▶ WHAT TO WORK ON: Please print all of the material below, word for word.

▶ MATERIAL SUPPLIED:
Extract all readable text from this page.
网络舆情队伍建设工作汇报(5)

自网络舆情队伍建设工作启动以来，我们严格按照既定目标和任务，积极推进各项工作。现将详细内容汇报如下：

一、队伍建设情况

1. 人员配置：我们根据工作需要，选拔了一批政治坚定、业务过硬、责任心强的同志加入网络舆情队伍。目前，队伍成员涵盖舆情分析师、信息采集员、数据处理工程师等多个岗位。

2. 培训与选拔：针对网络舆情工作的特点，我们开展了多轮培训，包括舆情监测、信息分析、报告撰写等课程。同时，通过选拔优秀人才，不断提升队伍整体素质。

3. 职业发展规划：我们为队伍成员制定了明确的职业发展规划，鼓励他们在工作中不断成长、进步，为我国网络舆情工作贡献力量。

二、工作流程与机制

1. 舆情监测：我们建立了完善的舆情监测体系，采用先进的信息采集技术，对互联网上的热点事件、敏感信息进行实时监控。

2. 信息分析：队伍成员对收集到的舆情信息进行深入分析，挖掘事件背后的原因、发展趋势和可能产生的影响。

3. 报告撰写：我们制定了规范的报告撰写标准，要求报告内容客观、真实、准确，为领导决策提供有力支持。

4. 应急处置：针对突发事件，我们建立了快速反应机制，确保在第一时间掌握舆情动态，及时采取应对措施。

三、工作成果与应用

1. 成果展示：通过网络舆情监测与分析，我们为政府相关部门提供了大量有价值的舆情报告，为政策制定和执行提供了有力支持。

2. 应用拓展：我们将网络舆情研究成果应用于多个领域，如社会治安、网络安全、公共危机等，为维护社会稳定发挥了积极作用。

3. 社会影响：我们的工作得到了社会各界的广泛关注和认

▶ SOLUTION TO THE EXERCISE:
Extract all readable text from this page.
网络舆情队伍建设工作汇报(5)

自网络舆情队伍建设工作启动以来，我们严格按照既定目标和任务，积极推进各项工作。现将详细内容汇报如下：

一、队伍建设情况

1. 人员配置：我们根据工作需要，选拔了一批政治坚定、业务过硬、责任心强的同志加入网络舆情队伍。目前，队伍成员涵盖舆情分析师、信息采集员、数据处理工程师等多个岗位。

2. 培训与选拔：针对网络舆情工作的特点，我们开展了多轮培训，包括舆情监测、信息分析、报告撰写等课程。同时，通过选拔优秀人才，不断提升队伍整体素质。

3. 职业发展规划：我们为队伍成员制定了明确的职业发展规划，鼓励他们在工作中不断成长、进步，为我国网络舆情工作贡献力量。

二、工作流程与机制

1. 舆情监测：我们建立了完善的舆情监测体系，采用先进的信息采集技术，对互联网上的热点事件、敏感信息进行实时监控。

2. 信息分析：队伍成员对收集到的舆情信息进行深入分析，挖掘事件背后的原因、发展趋势和可能产生的影响。

3. 报告撰写：我们制定了规范的报告撰写标准，要求报告内容客观、真实、准确，为领导决策提供有力支持。

4. 应急处置：针对突发事件，我们建立了快速反应机制，确保在第一时间掌握舆情动态，及时采取应对措施。

三、工作成果与应用

1. 成果展示：通过网络舆情监测与分析，我们为政府相关部门提供了大量有价值的舆情报告，为政策制定和执行提供了有力支持。

2. 应用拓展：我们将网络舆情研究成果应用于多个领域，如社会治安、网络安全、公共危机等，为维护社会稳定发挥了积极作用。

3. 社会影响：我们的工作得到了社会各界的广泛关注和认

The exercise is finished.